» What is being asked
Are you able to quote each entry exactly as written?

Stored items from a collection

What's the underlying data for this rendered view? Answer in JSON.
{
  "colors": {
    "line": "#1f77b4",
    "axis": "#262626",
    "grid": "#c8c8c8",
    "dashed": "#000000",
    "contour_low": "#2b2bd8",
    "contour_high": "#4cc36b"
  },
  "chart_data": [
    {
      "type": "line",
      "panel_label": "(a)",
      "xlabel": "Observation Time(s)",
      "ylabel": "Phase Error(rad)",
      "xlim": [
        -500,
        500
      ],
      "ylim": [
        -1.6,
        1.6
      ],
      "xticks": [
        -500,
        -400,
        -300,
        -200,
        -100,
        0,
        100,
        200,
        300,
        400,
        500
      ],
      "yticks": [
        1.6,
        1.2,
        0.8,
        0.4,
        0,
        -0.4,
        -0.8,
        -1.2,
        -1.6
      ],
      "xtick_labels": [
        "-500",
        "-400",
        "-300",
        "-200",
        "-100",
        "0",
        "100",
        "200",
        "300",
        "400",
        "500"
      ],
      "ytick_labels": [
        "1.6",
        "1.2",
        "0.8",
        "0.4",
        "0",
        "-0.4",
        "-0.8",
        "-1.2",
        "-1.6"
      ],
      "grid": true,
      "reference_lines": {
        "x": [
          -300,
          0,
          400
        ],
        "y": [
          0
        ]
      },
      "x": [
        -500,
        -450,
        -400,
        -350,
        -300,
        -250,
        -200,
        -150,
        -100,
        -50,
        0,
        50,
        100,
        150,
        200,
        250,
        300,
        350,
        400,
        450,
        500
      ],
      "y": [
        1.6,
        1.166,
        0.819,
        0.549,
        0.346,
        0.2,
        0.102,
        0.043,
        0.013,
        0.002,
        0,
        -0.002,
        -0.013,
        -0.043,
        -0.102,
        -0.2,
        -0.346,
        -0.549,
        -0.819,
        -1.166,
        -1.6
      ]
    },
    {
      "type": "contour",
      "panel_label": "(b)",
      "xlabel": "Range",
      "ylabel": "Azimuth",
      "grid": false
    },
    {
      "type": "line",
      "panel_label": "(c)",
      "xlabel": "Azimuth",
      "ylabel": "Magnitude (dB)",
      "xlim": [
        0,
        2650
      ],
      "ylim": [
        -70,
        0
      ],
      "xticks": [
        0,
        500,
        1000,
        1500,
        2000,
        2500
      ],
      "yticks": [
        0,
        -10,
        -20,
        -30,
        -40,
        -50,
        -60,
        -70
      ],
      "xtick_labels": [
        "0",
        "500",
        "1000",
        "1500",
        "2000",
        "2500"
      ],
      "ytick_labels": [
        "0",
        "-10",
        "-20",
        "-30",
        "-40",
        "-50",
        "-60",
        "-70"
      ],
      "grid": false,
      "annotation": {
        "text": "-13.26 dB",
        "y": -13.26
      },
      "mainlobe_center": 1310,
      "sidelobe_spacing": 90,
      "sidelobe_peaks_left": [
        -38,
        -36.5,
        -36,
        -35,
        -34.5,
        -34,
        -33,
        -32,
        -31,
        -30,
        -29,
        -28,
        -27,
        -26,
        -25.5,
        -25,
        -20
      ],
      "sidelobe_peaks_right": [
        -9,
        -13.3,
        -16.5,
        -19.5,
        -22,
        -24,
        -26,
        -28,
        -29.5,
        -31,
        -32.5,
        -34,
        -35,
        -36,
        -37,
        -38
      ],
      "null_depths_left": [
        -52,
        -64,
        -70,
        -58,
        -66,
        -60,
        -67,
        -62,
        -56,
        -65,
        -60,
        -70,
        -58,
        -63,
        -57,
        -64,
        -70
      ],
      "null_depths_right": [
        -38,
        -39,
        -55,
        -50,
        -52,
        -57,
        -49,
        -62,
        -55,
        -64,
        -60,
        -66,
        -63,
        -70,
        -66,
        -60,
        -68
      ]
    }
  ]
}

» Full solution
What's the underlying data for this rendered view? Answer in JSON.
{
  "colors": {
    "line": "#1f77b4",
    "axis": "#262626",
    "grid": "#c8c8c8",
    "dashed": "#000000",
    "contour_low": "#2b2bd8",
    "contour_high": "#4cc36b"
  },
  "chart_data": [
    {
      "type": "line",
      "panel_label": "(a)",
      "xlabel": "Observation Time(s)",
      "ylabel": "Phase Error(rad)",
      "xlim": [
        -500,
        500
      ],
      "ylim": [
        -1.6,
        1.6
      ],
      "xticks": [
        -500,
        -400,
        -300,
        -200,
        -100,
        0,
        100,
        200,
        300,
        400,
        500
      ],
      "yticks": [
        1.6,
        1.2,
        0.8,
        0.4,
        0,
        -0.4,
        -0.8,
        -1.2,
        -1.6
      ],
      "xtick_labels": [
        "-500",
        "-400",
        "-300",
        "-200",
        "-100",
        "0",
        "100",
        "200",
        "300",
        "400",
        "500"
      ],
      "ytick_labels": [
        "1.6",
        "1.2",
        "0.8",
        "0.4",
        "0",
        "-0.4",
        "-0.8",
        "-1.2",
        "-1.6"
      ],
      "grid": true,
      "reference_lines": {
        "x": [
          -300,
          0,
          400
        ],
        "y": [
          0
        ]
      },
      "x": [
        -500,
        -450,
        -400,
        -350,
        -300,
        -250,
        -200,
        -150,
        -100,
        -50,
        0,
        50,
        100,
        150,
        200,
        250,
        300,
        350,
        400,
        450,
        500
      ],
      "y": [
        1.6,
        1.166,
        0.819,
        0.549,
        0.346,
        0.2,
        0.102,
        0.043,
        0.013,
        0.002,
        0,
        -0.002,
        -0.013,
        -0.043,
        -0.102,
        -0.2,
        -0.346,
        -0.549,
        -0.819,
        -1.166,
        -1.6
      ]
    },
    {
      "type": "contour",
      "panel_label": "(b)",
      "xlabel": "Range",
      "ylabel": "Azimuth",
      "grid": false
    },
    {
      "type": "line",
      "panel_label": "(c)",
      "xlabel": "Azimuth",
      "ylabel": "Magnitude (dB)",
      "xlim": [
        0,
        2650
      ],
      "ylim": [
        -70,
        0
      ],
      "xticks": [
        0,
        500,
        1000,
        1500,
        2000,
        2500
      ],
      "yticks": [
        0,
        -10,
        -20,
        -30,
        -40,
        -50,
        -60,
        -70
      ],
      "xtick_labels": [
        "0",
        "500",
        "1000",
        "1500",
        "2000",
        "2500"
      ],
      "ytick_labels": [
        "0",
        "-10",
        "-20",
        "-30",
        "-40",
        "-50",
        "-60",
        "-70"
      ],
      "grid": false,
      "annotation": {
        "text": "-13.26 dB",
        "y": -13.26
      },
      "mainlobe_center": 1310,
      "sidelobe_spacing": 90,
      "sidelobe_peaks_left": [
        -38,
        -36.5,
        -36,
        -35,
        -34.5,
        -34,
        -33,
        -32,
        -31,
        -30,
        -29,
        -28,
        -27,
        -26,
        -25.5,
        -25,
        -20
      ],
      "sidelobe_peaks_right": [
        -9,
        -13.3,
        -16.5,
        -19.5,
        -22,
        -24,
        -26,
        -28,
        -29.5,
        -31,
        -32.5,
        -34,
        -35,
        -36,
        -37,
        -38
      ],
      "null_depths_left": [
        -52,
        -64,
        -70,
        -58,
        -66,
        -60,
        -67,
        -62,
        -56,
        -65,
        -60,
        -70,
        -58,
        -63,
        -57,
        -64,
        -70
      ],
      "null_depths_right": [
        -38,
        -39,
        -55,
        -50,
        -52,
        -57,
        -49,
        -62,
        -55,
        -64,
        -60,
        -66,
        -63,
        -70,
        -66,
        -60,
        -68
      ]
    }
  ]
}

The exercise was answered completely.